Stored items from a collection
►

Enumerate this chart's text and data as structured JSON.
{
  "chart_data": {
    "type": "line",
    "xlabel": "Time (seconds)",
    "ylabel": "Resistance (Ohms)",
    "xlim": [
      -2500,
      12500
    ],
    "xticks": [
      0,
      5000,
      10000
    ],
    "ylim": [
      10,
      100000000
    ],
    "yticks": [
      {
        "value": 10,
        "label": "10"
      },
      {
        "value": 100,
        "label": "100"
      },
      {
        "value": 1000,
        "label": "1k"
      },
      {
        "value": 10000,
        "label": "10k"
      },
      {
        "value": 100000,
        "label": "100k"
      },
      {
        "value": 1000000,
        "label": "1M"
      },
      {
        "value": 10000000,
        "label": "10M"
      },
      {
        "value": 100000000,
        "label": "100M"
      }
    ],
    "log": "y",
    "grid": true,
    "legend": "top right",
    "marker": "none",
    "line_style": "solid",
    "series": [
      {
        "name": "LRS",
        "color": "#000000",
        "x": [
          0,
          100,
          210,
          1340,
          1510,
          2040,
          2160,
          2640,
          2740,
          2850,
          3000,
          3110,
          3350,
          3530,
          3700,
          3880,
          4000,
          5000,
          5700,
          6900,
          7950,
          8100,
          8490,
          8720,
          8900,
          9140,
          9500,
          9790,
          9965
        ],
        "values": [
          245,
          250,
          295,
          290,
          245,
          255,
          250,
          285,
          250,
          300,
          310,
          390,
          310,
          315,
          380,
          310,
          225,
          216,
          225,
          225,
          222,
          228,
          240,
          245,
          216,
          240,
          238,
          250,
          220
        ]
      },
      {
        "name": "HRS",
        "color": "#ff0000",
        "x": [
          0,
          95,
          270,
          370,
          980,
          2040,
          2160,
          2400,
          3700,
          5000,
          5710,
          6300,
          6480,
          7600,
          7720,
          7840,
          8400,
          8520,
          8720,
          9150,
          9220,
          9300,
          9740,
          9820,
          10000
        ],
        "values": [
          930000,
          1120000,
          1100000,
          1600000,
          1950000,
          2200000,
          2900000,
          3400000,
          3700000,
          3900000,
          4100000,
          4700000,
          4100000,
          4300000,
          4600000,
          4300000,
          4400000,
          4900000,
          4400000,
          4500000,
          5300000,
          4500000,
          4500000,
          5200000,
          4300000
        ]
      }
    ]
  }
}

◄

# What needs to be done
Please repeat the listing above in full and exactly.

# Solved problem
Enumerate this chart's text and data as structured JSON.
{
  "chart_data": {
    "type": "line",
    "xlabel": "Time (seconds)",
    "ylabel": "Resistance (Ohms)",
    "xlim": [
      -2500,
      12500
    ],
    "xticks": [
      0,
      5000,
      10000
    ],
    "ylim": [
      10,
      100000000
    ],
    "yticks": [
      {
        "value": 10,
        "label": "10"
      },
      {
        "value": 100,
        "label": "100"
      },
      {
        "value": 1000,
        "label": "1k"
      },
      {
        "value": 10000,
        "label": "10k"
      },
      {
        "value": 100000,
        "label": "100k"
      },
      {
        "value": 1000000,
        "label": "1M"
      },
      {
        "value": 10000000,
        "label": "10M"
      },
      {
        "value": 100000000,
        "label": "100M"
      }
    ],
    "log": "y",
    "grid": true,
    "legend": "top right",
    "marker": "none",
    "line_style": "solid",
    "series": [
      {
        "name": "LRS",
        "color": "#000000",
        "x": [
          0,
          100,
          210,
          1340,
          1510,
          2040,
          2160,
          2640,
          2740,
          2850,
          3000,
          3110,
          3350,
          3530,
          3700,
          3880,
          4000,
          5000,
          5700,
          6900,
          7950,
          8100,
          8490,
          8720,
          8900,
          9140,
          9500,
          9790,
          9965
        ],
        "values": [
          245,
          250,
          295,
          290,
          245,
          255,
          250,
          285,
          250,
          300,
          310,
          390,
          310,
          315,
          380,
          310,
          225,
          216,
          225,
          225,
          222,
          228,
          240,
          245,
          216,
          240,
          238,
          250,
          220
        ]
      },
      {
        "name": "HRS",
        "color": "#ff0000",
        "x": [
          0,
          95,
          270,
          370,
          980,
          2040,
          2160,
          2400,
          3700,
          5000,
          5710,
          6300,
          6480,
          7600,
          7720,
          7840,
          8400,
          8520,
          8720,
          9150,
          9220,
          9300,
          9740,
          9820,
          10000
        ],
        "values": [
          930000,
          1120000,
          1100000,
          1600000,
          1950000,
          2200000,
          2900000,
          3400000,
          3700000,
          3900000,
          4100000,
          4700000,
          4100000,
          4300000,
          4600000,
          4300000,
          4400000,
          4900000,
          4400000,
          4500000,
          5300000,
          4500000,
          4500000,
          5200000,
          4300000
        ]
      }
    ]
  }
}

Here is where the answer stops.